[Collection entries]
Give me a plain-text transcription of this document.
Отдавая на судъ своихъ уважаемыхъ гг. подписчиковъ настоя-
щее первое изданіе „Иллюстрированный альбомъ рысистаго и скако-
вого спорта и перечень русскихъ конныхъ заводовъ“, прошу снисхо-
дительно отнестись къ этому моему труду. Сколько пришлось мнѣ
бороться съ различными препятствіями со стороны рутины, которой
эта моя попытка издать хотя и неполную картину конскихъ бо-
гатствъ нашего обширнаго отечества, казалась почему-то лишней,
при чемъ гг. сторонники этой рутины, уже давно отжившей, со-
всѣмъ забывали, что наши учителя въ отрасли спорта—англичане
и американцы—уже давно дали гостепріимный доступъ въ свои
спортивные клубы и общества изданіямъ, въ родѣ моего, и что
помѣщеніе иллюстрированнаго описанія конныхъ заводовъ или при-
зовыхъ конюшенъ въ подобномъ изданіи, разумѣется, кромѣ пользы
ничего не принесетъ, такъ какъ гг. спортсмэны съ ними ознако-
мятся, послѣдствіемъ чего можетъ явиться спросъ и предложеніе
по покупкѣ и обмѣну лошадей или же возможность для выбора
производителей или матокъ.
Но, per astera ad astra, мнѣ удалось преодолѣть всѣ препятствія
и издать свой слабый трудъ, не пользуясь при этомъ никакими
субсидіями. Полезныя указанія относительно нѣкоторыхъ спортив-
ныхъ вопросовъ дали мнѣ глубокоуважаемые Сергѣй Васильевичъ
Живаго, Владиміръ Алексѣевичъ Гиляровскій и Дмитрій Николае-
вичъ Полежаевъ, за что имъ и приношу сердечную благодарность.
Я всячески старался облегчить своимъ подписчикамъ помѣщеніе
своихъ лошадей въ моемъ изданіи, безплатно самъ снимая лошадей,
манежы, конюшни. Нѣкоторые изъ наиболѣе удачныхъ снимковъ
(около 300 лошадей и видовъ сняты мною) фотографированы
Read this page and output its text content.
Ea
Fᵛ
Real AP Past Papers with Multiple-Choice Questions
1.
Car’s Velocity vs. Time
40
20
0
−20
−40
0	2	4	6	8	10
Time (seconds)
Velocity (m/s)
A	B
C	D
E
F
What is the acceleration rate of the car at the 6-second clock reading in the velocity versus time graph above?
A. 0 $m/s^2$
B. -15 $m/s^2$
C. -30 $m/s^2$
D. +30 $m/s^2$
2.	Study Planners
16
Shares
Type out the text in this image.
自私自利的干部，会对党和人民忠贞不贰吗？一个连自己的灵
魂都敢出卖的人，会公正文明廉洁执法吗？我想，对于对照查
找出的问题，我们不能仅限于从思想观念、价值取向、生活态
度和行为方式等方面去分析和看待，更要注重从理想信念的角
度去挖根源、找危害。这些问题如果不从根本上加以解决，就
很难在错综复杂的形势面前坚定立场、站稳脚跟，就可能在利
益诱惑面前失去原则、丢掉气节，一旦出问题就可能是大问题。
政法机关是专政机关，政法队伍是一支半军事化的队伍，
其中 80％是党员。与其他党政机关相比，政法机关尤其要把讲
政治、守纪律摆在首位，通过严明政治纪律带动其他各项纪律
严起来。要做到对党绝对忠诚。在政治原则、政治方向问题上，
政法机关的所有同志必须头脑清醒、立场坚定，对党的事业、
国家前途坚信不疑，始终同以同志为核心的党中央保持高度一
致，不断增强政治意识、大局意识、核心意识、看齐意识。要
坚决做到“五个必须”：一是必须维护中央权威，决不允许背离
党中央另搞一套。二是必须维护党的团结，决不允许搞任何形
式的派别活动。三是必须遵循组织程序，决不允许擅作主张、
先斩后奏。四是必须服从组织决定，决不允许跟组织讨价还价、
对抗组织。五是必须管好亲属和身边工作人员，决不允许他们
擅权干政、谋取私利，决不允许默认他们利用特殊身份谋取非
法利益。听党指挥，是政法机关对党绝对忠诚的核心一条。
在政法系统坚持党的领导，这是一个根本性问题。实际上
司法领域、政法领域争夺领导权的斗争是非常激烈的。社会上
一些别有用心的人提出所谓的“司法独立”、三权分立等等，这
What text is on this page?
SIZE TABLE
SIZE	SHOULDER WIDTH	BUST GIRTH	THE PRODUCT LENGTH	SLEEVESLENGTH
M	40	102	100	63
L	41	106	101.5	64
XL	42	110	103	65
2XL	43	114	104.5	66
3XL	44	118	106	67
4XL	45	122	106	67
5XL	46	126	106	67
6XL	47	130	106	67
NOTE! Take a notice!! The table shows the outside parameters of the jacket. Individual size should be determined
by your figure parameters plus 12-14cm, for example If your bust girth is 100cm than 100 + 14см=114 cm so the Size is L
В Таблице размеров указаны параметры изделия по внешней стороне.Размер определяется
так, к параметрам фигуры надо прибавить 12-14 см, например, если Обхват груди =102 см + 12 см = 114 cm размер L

» To do
Gather each line of the listing containing the word "издать" and show it.

» Reply
эта моя попытка издать хотя и неполную картину конскихъ бо-
и издать свой слабый трудъ, не пользуясь при этомъ никакими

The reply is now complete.